● DATA SUPPLIED:

— begin —

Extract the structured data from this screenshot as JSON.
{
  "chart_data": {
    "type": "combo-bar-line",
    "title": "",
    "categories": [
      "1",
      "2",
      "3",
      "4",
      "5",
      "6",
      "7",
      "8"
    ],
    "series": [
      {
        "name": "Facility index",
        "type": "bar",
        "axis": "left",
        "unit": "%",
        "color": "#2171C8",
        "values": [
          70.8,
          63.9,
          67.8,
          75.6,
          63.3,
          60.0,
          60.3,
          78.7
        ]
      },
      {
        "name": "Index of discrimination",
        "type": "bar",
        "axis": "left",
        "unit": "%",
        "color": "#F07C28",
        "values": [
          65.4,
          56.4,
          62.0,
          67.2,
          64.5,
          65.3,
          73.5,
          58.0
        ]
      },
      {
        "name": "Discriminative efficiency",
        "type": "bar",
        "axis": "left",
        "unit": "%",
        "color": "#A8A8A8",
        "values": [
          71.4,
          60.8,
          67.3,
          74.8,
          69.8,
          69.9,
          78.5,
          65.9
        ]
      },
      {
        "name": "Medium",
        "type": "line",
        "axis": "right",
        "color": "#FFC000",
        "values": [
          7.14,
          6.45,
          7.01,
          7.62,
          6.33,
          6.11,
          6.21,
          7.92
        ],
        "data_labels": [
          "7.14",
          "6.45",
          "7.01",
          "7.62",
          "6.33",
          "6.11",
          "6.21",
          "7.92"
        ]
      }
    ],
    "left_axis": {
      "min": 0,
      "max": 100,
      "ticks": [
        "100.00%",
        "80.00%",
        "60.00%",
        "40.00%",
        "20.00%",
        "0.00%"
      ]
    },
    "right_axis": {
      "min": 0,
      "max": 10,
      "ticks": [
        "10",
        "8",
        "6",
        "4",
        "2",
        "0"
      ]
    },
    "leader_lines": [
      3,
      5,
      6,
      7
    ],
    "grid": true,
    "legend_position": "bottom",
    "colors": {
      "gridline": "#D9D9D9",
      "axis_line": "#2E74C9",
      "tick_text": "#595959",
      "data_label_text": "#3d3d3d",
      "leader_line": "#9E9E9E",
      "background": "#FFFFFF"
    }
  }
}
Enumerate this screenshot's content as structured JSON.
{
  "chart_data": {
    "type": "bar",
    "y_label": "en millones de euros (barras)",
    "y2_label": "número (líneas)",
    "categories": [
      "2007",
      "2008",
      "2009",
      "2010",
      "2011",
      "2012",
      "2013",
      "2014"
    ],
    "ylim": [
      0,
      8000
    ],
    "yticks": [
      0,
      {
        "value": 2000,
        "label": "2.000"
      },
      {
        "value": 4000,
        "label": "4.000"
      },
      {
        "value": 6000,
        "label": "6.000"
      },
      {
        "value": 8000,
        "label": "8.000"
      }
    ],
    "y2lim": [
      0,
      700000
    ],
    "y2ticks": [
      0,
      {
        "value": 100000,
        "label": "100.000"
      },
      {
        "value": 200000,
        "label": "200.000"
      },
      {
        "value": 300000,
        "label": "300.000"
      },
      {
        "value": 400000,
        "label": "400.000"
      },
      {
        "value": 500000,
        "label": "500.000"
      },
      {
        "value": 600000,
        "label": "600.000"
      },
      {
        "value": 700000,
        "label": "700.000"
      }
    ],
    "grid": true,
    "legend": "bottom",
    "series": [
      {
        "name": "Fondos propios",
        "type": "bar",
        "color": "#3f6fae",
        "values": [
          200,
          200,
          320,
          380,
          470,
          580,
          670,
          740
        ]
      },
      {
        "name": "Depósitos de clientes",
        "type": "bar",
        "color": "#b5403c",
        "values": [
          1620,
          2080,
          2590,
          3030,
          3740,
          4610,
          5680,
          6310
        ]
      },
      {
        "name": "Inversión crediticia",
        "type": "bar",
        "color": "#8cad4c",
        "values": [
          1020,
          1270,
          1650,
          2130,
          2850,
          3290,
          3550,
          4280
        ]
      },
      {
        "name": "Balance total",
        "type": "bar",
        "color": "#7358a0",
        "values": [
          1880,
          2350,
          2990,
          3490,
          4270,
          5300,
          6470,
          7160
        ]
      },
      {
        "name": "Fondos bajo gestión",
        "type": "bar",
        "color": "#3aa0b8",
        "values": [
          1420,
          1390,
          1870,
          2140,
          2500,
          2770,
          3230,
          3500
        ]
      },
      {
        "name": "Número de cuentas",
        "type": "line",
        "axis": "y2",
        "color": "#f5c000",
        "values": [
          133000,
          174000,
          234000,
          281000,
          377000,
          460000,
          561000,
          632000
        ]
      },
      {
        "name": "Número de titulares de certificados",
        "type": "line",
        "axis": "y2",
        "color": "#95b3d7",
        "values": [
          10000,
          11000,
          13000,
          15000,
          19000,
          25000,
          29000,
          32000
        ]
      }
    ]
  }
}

— end —

● EXERCISE BRIEF:
Repeat the data exactly. Leave nothing out.

● FINISHED TASK:
Extract the structured data from this screenshot as JSON.
{
  "chart_data": {
    "type": "combo-bar-line",
    "title": "",
    "categories": [
      "1",
      "2",
      "3",
      "4",
      "5",
      "6",
      "7",
      "8"
    ],
    "series": [
      {
        "name": "Facility index",
        "type": "bar",
        "axis": "left",
        "unit": "%",
        "color": "#2171C8",
        "values": [
          70.8,
          63.9,
          67.8,
          75.6,
          63.3,
          60.0,
          60.3,
          78.7
        ]
      },
      {
        "name": "Index of discrimination",
        "type": "bar",
        "axis": "left",
        "unit": "%",
        "color": "#F07C28",
        "values": [
          65.4,
          56.4,
          62.0,
          67.2,
          64.5,
          65.3,
          73.5,
          58.0
        ]
      },
      {
        "name": "Discriminative efficiency",
        "type": "bar",
        "axis": "left",
        "unit": "%",
        "color": "#A8A8A8",
        "values": [
          71.4,
          60.8,
          67.3,
          74.8,
          69.8,
          69.9,
          78.5,
          65.9
        ]
      },
      {
        "name": "Medium",
        "type": "line",
        "axis": "right",
        "color": "#FFC000",
        "values": [
          7.14,
          6.45,
          7.01,
          7.62,
          6.33,
          6.11,
          6.21,
          7.92
        ],
        "data_labels": [
          "7.14",
          "6.45",
          "7.01",
          "7.62",
          "6.33",
          "6.11",
          "6.21",
          "7.92"
        ]
      }
    ],
    "left_axis": {
      "min": 0,
      "max": 100,
      "ticks": [
        "100.00%",
        "80.00%",
        "60.00%",
        "40.00%",
        "20.00%",
        "0.00%"
      ]
    },
    "right_axis": {
      "min": 0,
      "max": 10,
      "ticks": [
        "10",
        "8",
        "6",
        "4",
        "2",
        "0"
      ]
    },
    "leader_lines": [
      3,
      5,
      6,
      7
    ],
    "grid": true,
    "legend_position": "bottom",
    "colors": {
      "gridline": "#D9D9D9",
      "axis_line": "#2E74C9",
      "tick_text": "#595959",
      "data_label_text": "#3d3d3d",
      "leader_line": "#9E9E9E",
      "background": "#FFFFFF"
    }
  }
}
Enumerate this screenshot's content as structured JSON.
{
  "chart_data": {
    "type": "bar",
    "y_label": "en millones de euros (barras)",
    "y2_label": "número (líneas)",
    "categories": [
      "2007",
      "2008",
      "2009",
      "2010",
      "2011",
      "2012",
      "2013",
      "2014"
    ],
    "ylim": [
      0,
      8000
    ],
    "yticks": [
      0,
      {
        "value": 2000,
        "label": "2.000"
      },
      {
        "value": 4000,
        "label": "4.000"
      },
      {
        "value": 6000,
        "label": "6.000"
      },
      {
        "value": 8000,
        "label": "8.000"
      }
    ],
    "y2lim": [
      0,
      700000
    ],
    "y2ticks": [
      0,
      {
        "value": 100000,
        "label": "100.000"
      },
      {
        "value": 200000,
        "label": "200.000"
      },
      {
        "value": 300000,
        "label": "300.000"
      },
      {
        "value": 400000,
        "label": "400.000"
      },
      {
        "value": 500000,
        "label": "500.000"
      },
      {
        "value": 600000,
        "label": "600.000"
      },
      {
        "value": 700000,
        "label": "700.000"
      }
    ],
    "grid": true,
    "legend": "bottom",
    "series": [
      {
        "name": "Fondos propios",
        "type": "bar",
        "color": "#3f6fae",
        "values": [
          200,
          200,
          320,
          380,
          470,
          580,
          670,
          740
        ]
      },
      {
        "name": "Depósitos de clientes",
        "type": "bar",
        "color": "#b5403c",
        "values": [
          1620,
          2080,
          2590,
          3030,
          3740,
          4610,
          5680,
          6310
        ]
      },
      {
        "name": "Inversión crediticia",
        "type": "bar",
        "color": "#8cad4c",
        "values": [
          1020,
          1270,
          1650,
          2130,
          2850,
          3290,
          3550,
          4280
        ]
      },
      {
        "name": "Balance total",
        "type": "bar",
        "color": "#7358a0",
        "values": [
          1880,
          2350,
          2990,
          3490,
          4270,
          5300,
          6470,
          7160
        ]
      },
      {
        "name": "Fondos bajo gestión",
        "type": "bar",
        "color": "#3aa0b8",
        "values": [
          1420,
          1390,
          1870,
          2140,
          2500,
          2770,
          3230,
          3500
        ]
      },
      {
        "name": "Número de cuentas",
        "type": "line",
        "axis": "y2",
        "color": "#f5c000",
        "values": [
          133000,
          174000,
          234000,
          281000,
          377000,
          460000,
          561000,
          632000
        ]
      },
      {
        "name": "Número de titulares de certificados",
        "type": "line",
        "axis": "y2",
        "color": "#95b3d7",
        "values": [
          10000,
          11000,
          13000,
          15000,
          19000,
          25000,
          29000,
          32000
        ]
      }
    ]
  }
}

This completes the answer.